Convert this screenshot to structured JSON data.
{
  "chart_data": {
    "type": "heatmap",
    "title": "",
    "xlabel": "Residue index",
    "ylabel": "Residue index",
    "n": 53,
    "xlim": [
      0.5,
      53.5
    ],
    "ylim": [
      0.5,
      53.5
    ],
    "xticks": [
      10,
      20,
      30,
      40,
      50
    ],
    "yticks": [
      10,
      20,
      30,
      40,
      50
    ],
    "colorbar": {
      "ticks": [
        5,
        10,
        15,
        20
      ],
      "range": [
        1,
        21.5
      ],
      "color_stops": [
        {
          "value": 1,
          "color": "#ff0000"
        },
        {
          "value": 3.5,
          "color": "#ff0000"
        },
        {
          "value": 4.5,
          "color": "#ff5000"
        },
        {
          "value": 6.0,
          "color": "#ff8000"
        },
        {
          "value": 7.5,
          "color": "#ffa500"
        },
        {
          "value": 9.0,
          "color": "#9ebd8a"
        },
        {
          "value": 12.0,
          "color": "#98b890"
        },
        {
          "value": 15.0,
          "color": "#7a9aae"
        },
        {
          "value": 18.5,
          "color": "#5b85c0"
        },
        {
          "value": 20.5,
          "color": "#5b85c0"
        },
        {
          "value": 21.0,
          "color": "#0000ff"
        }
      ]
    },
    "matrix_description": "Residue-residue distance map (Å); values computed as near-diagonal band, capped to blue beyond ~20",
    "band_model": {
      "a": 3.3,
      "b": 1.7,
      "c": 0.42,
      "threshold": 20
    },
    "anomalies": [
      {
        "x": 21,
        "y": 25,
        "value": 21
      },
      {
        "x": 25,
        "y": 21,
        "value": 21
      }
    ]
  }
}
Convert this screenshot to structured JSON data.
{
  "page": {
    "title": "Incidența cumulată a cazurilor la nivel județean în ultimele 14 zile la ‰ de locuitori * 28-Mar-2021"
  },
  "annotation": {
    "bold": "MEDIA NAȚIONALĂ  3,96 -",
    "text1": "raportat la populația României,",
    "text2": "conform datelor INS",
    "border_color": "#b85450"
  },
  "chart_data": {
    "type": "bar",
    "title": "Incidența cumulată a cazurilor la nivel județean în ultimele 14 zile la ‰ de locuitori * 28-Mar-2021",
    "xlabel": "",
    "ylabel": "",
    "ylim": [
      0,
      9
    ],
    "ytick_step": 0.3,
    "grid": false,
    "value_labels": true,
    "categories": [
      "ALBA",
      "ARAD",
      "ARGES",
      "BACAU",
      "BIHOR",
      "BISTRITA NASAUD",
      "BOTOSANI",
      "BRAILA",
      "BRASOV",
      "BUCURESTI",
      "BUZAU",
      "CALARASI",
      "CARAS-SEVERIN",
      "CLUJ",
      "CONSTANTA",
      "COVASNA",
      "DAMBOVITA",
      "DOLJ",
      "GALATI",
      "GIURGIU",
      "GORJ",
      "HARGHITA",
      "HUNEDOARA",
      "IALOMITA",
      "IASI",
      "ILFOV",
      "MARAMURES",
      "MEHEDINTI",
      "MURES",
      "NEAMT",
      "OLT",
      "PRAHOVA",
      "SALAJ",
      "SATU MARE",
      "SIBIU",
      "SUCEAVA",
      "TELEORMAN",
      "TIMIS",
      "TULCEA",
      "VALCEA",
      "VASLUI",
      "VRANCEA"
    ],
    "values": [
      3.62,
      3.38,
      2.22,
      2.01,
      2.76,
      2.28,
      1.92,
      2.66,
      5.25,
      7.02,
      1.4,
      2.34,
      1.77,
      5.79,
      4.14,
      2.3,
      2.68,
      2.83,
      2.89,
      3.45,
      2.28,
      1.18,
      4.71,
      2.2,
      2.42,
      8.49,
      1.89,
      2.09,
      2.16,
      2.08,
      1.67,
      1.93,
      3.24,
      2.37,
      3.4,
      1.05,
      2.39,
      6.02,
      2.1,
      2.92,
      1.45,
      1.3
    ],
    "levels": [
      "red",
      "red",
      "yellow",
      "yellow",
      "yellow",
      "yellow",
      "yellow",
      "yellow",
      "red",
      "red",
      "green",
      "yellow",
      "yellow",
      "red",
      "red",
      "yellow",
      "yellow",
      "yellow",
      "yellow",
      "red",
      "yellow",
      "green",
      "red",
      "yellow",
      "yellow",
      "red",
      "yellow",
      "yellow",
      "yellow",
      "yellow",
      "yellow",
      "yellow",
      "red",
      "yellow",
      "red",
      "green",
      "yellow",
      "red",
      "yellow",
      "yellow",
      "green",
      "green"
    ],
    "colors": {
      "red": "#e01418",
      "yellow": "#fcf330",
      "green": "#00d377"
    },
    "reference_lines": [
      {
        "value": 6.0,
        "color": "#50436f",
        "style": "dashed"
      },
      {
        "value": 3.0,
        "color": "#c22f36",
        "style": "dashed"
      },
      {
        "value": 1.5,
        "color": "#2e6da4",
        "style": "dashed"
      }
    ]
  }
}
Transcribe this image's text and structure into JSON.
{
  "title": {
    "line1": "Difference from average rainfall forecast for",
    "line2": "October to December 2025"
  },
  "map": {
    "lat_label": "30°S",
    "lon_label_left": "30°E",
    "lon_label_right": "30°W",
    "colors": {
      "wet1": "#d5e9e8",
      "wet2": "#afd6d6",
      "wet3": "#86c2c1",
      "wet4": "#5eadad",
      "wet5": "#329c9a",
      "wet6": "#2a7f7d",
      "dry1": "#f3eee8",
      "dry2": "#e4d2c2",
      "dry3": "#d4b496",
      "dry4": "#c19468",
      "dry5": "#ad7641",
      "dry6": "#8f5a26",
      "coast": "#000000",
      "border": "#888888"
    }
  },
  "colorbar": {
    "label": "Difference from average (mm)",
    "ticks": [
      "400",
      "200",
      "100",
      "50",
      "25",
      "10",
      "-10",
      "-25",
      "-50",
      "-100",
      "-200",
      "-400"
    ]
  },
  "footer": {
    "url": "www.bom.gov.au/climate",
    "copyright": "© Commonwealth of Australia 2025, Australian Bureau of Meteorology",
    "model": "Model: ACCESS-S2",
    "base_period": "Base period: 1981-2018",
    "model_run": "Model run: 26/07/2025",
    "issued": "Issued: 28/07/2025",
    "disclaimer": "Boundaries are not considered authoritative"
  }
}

○ ○ ○ ○ ○

## Required task
Reproduce the data in its entirety, matching each character.

## Result below
Convert this screenshot to structured JSON data.
{
  "chart_data": {
    "type": "heatmap",
    "title": "",
    "xlabel": "Residue index",
    "ylabel": "Residue index",
    "n": 53,
    "xlim": [
      0.5,
      53.5
    ],
    "ylim": [
      0.5,
      53.5
    ],
    "xticks": [
      10,
      20,
      30,
      40,
      50
    ],
    "yticks": [
      10,
      20,
      30,
      40,
      50
    ],
    "colorbar": {
      "ticks": [
        5,
        10,
        15,
        20
      ],
      "range": [
        1,
        21.5
      ],
      "color_stops": [
        {
          "value": 1,
          "color": "#ff0000"
        },
        {
          "value": 3.5,
          "color": "#ff0000"
        },
        {
          "value": 4.5,
          "color": "#ff5000"
        },
        {
          "value": 6.0,
          "color": "#ff8000"
        },
        {
          "value": 7.5,
          "color": "#ffa500"
        },
        {
          "value": 9.0,
          "color": "#9ebd8a"
        },
        {
          "value": 12.0,
          "color": "#98b890"
        },
        {
          "value": 15.0,
          "color": "#7a9aae"
        },
        {
          "value": 18.5,
          "color": "#5b85c0"
        },
        {
          "value": 20.5,
          "color": "#5b85c0"
        },
        {
          "value": 21.0,
          "color": "#0000ff"
        }
      ]
    },
    "matrix_description": "Residue-residue distance map (Å); values computed as near-diagonal band, capped to blue beyond ~20",
    "band_model": {
      "a": 3.3,
      "b": 1.7,
      "c": 0.42,
      "threshold": 20
    },
    "anomalies": [
      {
        "x": 21,
        "y": 25,
        "value": 21
      },
      {
        "x": 25,
        "y": 21,
        "value": 21
      }
    ]
  }
}
Convert this screenshot to structured JSON data.
{
  "page": {
    "title": "Incidența cumulată a cazurilor la nivel județean în ultimele 14 zile la ‰ de locuitori * 28-Mar-2021"
  },
  "annotation": {
    "bold": "MEDIA NAȚIONALĂ  3,96 -",
    "text1": "raportat la populația României,",
    "text2": "conform datelor INS",
    "border_color": "#b85450"
  },
  "chart_data": {
    "type": "bar",
    "title": "Incidența cumulată a cazurilor la nivel județean în ultimele 14 zile la ‰ de locuitori * 28-Mar-2021",
    "xlabel": "",
    "ylabel": "",
    "ylim": [
      0,
      9
    ],
    "ytick_step": 0.3,
    "grid": false,
    "value_labels": true,
    "categories": [
      "ALBA",
      "ARAD",
      "ARGES",
      "BACAU",
      "BIHOR",
      "BISTRITA NASAUD",
      "BOTOSANI",
      "BRAILA",
      "BRASOV",
      "BUCURESTI",
      "BUZAU",
      "CALARASI",
      "CARAS-SEVERIN",
      "CLUJ",
      "CONSTANTA",
      "COVASNA",
      "DAMBOVITA",
      "DOLJ",
      "GALATI",
      "GIURGIU",
      "GORJ",
      "HARGHITA",
      "HUNEDOARA",
      "IALOMITA",
      "IASI",
      "ILFOV",
      "MARAMURES",
      "MEHEDINTI",
      "MURES",
      "NEAMT",
      "OLT",
      "PRAHOVA",
      "SALAJ",
      "SATU MARE",
      "SIBIU",
      "SUCEAVA",
      "TELEORMAN",
      "TIMIS",
      "TULCEA",
      "VALCEA",
      "VASLUI",
      "VRANCEA"
    ],
    "values": [
      3.62,
      3.38,
      2.22,
      2.01,
      2.76,
      2.28,
      1.92,
      2.66,
      5.25,
      7.02,
      1.4,
      2.34,
      1.77,
      5.79,
      4.14,
      2.3,
      2.68,
      2.83,
      2.89,
      3.45,
      2.28,
      1.18,
      4.71,
      2.2,
      2.42,
      8.49,
      1.89,
      2.09,
      2.16,
      2.08,
      1.67,
      1.93,
      3.24,
      2.37,
      3.4,
      1.05,
      2.39,
      6.02,
      2.1,
      2.92,
      1.45,
      1.3
    ],
    "levels": [
      "red",
      "red",
      "yellow",
      "yellow",
      "yellow",
      "yellow",
      "yellow",
      "yellow",
      "red",
      "red",
      "green",
      "yellow",
      "yellow",
      "red",
      "red",
      "yellow",
      "yellow",
      "yellow",
      "yellow",
      "red",
      "yellow",
      "green",
      "red",
      "yellow",
      "yellow",
      "red",
      "yellow",
      "yellow",
      "yellow",
      "yellow",
      "yellow",
      "yellow",
      "red",
      "yellow",
      "red",
      "green",
      "yellow",
      "red",
      "yellow",
      "yellow",
      "green",
      "green"
    ],
    "colors": {
      "red": "#e01418",
      "yellow": "#fcf330",
      "green": "#00d377"
    },
    "reference_lines": [
      {
        "value": 6.0,
        "color": "#50436f",
        "style": "dashed"
      },
      {
        "value": 3.0,
        "color": "#c22f36",
        "style": "dashed"
      },
      {
        "value": 1.5,
        "color": "#2e6da4",
        "style": "dashed"
      }
    ]
  }
}
Transcribe this image's text and structure into JSON.
{
  "title": {
    "line1": "Difference from average rainfall forecast for",
    "line2": "October to December 2025"
  },
  "map": {
    "lat_label": "30°S",
    "lon_label_left": "30°E",
    "lon_label_right": "30°W",
    "colors": {
      "wet1": "#d5e9e8",
      "wet2": "#afd6d6",
      "wet3": "#86c2c1",
      "wet4": "#5eadad",
      "wet5": "#329c9a",
      "wet6": "#2a7f7d",
      "dry1": "#f3eee8",
      "dry2": "#e4d2c2",
      "dry3": "#d4b496",
      "dry4": "#c19468",
      "dry5": "#ad7641",
      "dry6": "#8f5a26",
      "coast": "#000000",
      "border": "#888888"
    }
  },
  "colorbar": {
    "label": "Difference from average (mm)",
    "ticks": [
      "400",
      "200",
      "100",
      "50",
      "25",
      "10",
      "-10",
      "-25",
      "-50",
      "-100",
      "-200",
      "-400"
    ]
  },
  "footer": {
    "url": "www.bom.gov.au/climate",
    "copyright": "© Commonwealth of Australia 2025, Australian Bureau of Meteorology",
    "model": "Model: ACCESS-S2",
    "base_period": "Base period: 1981-2018",
    "model_run": "Model run: 26/07/2025",
    "issued": "Issued: 28/07/2025",
    "disclaimer": "Boundaries are not considered authoritative"
  }
}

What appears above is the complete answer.